··· Data for this exercise ···

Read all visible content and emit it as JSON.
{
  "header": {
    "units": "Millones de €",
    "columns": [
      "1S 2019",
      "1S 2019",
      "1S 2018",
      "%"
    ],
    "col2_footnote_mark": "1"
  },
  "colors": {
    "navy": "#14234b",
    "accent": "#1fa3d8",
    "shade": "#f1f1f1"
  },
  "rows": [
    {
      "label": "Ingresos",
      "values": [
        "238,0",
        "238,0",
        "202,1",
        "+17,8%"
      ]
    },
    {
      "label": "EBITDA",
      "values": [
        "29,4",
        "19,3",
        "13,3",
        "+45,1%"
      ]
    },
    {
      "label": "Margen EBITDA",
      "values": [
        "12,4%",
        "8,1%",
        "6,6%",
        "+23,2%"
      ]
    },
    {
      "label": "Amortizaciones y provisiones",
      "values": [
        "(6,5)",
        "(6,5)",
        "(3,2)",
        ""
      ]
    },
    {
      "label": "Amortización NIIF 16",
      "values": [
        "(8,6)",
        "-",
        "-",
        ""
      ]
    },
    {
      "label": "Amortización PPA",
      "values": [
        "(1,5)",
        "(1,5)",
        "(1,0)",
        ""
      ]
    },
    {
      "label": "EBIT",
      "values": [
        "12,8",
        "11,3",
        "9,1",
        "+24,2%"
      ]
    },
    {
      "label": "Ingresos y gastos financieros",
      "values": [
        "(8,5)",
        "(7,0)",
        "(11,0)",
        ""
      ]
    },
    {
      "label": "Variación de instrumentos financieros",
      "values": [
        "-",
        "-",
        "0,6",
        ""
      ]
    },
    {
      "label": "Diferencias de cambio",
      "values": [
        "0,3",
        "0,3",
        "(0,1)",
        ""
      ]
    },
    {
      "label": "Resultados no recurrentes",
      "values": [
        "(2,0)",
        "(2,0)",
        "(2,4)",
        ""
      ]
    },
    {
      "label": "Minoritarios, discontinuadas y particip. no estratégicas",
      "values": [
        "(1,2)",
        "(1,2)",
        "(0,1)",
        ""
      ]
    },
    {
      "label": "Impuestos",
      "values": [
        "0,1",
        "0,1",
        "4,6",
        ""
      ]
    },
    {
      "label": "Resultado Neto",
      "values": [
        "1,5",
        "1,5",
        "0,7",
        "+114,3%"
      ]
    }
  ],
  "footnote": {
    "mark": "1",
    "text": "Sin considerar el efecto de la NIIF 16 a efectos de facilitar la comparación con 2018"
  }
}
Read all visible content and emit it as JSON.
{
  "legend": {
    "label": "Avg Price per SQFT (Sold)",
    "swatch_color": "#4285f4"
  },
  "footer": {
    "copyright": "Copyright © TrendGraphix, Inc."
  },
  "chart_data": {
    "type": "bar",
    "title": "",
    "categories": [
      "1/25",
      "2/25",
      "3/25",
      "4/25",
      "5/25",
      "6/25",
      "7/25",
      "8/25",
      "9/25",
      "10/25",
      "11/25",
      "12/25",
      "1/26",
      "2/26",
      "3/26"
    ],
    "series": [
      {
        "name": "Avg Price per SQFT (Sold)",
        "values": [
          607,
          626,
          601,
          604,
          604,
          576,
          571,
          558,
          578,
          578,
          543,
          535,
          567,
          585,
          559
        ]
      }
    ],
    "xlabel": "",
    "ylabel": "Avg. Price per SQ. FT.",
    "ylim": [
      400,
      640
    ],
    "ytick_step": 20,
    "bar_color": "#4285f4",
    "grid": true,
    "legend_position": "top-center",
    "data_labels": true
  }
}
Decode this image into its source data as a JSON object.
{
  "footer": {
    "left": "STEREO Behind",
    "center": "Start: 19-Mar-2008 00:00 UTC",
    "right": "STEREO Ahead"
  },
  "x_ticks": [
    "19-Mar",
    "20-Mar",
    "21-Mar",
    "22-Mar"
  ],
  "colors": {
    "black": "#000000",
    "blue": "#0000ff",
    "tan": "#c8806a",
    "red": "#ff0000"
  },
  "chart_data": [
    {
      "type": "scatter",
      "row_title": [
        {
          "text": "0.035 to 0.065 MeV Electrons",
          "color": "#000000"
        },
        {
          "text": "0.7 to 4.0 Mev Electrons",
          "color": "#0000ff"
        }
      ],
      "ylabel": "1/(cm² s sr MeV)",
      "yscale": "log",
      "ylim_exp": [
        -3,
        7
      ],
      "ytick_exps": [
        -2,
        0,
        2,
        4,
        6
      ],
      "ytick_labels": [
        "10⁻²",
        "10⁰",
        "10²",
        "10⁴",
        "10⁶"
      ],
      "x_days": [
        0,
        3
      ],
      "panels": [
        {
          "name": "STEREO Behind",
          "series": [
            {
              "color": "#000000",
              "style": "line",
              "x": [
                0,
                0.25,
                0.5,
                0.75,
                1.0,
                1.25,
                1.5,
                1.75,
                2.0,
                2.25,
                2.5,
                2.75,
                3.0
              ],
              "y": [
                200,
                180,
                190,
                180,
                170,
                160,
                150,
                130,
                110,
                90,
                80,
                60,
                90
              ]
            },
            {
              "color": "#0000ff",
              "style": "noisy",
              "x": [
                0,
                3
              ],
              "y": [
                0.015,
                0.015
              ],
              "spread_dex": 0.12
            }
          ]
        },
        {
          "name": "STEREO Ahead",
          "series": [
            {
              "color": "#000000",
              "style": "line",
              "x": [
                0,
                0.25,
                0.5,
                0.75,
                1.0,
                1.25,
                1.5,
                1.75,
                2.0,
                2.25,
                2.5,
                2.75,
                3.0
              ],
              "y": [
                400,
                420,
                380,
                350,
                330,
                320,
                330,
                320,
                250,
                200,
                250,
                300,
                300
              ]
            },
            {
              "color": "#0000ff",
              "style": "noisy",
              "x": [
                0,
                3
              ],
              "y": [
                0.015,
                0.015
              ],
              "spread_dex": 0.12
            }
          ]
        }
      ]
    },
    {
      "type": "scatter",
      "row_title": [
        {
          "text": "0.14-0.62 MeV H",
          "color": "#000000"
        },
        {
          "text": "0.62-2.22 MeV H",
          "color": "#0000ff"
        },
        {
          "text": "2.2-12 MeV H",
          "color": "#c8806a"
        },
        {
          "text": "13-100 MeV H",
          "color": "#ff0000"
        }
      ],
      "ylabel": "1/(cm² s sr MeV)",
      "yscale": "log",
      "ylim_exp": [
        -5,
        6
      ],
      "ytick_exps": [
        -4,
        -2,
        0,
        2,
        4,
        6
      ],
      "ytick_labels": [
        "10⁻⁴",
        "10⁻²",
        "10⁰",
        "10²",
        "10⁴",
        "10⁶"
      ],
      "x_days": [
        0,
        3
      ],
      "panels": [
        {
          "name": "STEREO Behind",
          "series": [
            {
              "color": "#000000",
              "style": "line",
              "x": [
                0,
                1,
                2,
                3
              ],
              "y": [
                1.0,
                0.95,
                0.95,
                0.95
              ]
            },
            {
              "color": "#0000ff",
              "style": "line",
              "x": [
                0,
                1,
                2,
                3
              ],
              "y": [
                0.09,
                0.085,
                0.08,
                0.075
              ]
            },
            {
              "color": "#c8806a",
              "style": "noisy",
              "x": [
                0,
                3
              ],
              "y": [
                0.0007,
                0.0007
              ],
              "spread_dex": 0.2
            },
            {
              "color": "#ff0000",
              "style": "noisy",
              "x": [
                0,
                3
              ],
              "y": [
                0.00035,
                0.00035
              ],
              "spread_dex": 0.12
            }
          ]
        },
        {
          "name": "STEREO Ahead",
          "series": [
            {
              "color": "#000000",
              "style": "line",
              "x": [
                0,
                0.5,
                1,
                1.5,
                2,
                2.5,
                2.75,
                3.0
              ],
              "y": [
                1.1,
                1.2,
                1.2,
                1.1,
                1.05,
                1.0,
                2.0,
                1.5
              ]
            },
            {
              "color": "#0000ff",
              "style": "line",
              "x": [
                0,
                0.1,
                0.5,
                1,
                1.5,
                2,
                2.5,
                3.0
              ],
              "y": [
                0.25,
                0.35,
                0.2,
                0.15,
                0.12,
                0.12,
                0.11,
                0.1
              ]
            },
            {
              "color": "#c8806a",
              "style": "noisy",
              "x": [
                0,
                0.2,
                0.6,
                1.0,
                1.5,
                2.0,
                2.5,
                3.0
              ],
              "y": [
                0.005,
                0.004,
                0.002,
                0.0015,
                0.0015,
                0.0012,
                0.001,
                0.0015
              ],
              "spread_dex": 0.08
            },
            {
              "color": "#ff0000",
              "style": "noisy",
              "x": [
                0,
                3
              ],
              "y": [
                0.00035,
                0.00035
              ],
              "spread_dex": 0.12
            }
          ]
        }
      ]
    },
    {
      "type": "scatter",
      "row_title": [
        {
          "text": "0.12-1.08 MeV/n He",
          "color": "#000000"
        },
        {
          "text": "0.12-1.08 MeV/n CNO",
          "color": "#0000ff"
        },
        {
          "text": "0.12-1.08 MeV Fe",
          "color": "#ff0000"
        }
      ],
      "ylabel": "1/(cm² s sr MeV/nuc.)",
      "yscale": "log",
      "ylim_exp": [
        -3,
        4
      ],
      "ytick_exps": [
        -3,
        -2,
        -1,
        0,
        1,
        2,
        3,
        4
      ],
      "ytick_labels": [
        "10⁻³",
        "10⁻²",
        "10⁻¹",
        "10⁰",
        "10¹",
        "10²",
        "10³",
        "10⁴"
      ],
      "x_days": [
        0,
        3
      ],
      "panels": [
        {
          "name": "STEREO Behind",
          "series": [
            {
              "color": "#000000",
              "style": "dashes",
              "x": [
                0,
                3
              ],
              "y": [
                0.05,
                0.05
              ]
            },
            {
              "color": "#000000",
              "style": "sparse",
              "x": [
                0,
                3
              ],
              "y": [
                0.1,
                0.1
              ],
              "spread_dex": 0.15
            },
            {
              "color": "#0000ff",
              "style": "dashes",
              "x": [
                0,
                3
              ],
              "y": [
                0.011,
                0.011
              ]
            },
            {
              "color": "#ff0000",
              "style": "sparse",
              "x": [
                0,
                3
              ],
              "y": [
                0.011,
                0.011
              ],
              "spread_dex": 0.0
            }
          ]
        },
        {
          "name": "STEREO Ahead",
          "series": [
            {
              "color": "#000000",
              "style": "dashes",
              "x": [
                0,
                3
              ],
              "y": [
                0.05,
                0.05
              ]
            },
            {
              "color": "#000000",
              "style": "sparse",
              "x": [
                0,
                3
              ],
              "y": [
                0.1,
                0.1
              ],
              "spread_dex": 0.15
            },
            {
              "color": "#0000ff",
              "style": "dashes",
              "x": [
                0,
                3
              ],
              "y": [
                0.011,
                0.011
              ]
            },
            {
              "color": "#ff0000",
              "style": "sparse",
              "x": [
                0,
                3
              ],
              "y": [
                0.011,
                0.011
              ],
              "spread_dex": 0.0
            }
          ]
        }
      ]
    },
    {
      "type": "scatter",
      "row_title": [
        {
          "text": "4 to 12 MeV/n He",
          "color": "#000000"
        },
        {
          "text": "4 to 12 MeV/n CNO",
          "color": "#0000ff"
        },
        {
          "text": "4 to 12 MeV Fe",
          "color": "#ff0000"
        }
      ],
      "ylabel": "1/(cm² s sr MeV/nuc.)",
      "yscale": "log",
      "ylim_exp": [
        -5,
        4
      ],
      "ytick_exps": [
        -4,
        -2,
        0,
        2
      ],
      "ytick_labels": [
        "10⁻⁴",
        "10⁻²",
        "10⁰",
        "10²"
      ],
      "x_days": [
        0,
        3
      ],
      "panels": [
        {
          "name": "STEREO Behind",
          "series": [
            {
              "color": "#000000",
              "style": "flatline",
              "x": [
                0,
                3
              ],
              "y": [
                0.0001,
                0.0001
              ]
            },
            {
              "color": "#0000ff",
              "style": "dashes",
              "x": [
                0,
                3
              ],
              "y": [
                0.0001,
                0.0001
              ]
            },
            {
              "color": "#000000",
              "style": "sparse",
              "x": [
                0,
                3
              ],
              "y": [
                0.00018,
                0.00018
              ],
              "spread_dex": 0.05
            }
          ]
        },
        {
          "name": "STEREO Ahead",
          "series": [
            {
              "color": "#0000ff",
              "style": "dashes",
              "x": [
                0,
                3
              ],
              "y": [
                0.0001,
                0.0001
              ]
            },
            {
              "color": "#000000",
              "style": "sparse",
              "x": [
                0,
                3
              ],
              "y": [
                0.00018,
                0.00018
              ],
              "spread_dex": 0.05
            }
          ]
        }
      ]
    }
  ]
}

···

- _Task details_
Among the entries above, how many lines include the word "NIIF"? Give the number with no comment.

- _Worked solution_
2